RECORDS FOR THE EXERCISE:

[start]

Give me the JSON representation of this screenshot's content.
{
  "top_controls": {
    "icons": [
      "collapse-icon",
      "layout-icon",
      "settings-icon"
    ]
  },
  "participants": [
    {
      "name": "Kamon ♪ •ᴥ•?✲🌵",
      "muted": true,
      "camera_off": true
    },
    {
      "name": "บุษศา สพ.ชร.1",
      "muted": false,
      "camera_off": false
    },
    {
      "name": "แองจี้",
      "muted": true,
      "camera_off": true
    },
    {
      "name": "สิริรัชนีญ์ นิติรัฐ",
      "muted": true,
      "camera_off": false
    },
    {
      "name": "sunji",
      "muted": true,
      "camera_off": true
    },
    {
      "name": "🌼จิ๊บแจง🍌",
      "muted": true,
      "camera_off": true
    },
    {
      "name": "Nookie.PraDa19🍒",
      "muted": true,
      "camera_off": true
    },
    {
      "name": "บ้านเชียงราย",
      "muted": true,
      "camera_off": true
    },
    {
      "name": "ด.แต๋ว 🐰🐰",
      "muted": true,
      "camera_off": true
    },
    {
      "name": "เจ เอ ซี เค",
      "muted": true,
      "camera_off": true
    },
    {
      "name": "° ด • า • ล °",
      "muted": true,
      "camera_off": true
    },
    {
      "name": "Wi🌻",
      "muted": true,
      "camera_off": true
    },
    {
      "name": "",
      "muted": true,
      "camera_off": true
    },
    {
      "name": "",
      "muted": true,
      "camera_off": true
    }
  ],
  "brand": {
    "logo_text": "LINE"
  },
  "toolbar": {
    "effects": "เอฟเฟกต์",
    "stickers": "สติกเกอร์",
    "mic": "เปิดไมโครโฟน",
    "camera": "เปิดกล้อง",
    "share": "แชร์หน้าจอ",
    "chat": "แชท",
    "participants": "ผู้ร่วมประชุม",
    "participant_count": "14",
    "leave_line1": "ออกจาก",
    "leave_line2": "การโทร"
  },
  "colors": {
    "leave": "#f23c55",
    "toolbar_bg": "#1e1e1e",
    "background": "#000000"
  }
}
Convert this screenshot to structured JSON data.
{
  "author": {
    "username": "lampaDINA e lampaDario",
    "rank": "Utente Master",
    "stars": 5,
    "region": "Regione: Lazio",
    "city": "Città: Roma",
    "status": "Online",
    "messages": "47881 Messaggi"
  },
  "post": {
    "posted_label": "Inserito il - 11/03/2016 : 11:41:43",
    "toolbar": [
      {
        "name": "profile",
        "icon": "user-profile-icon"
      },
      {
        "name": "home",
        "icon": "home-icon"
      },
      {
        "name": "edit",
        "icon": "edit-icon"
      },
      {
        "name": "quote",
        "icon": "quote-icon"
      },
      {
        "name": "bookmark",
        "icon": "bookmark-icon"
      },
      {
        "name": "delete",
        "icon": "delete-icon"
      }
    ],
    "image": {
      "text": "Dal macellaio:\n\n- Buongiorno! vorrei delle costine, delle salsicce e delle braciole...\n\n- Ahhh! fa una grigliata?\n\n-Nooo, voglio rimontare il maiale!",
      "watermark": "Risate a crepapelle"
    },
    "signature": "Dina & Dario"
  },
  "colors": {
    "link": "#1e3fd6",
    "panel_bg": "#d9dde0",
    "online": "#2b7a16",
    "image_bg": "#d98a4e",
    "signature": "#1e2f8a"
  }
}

[end]

THE REQUEST:
Locate and copy each line in the data above that includes the word "participants".

OUTPUT FOR THIS TASK:
  "participants": [
    "participants": "ผู้ร่วมประชุม",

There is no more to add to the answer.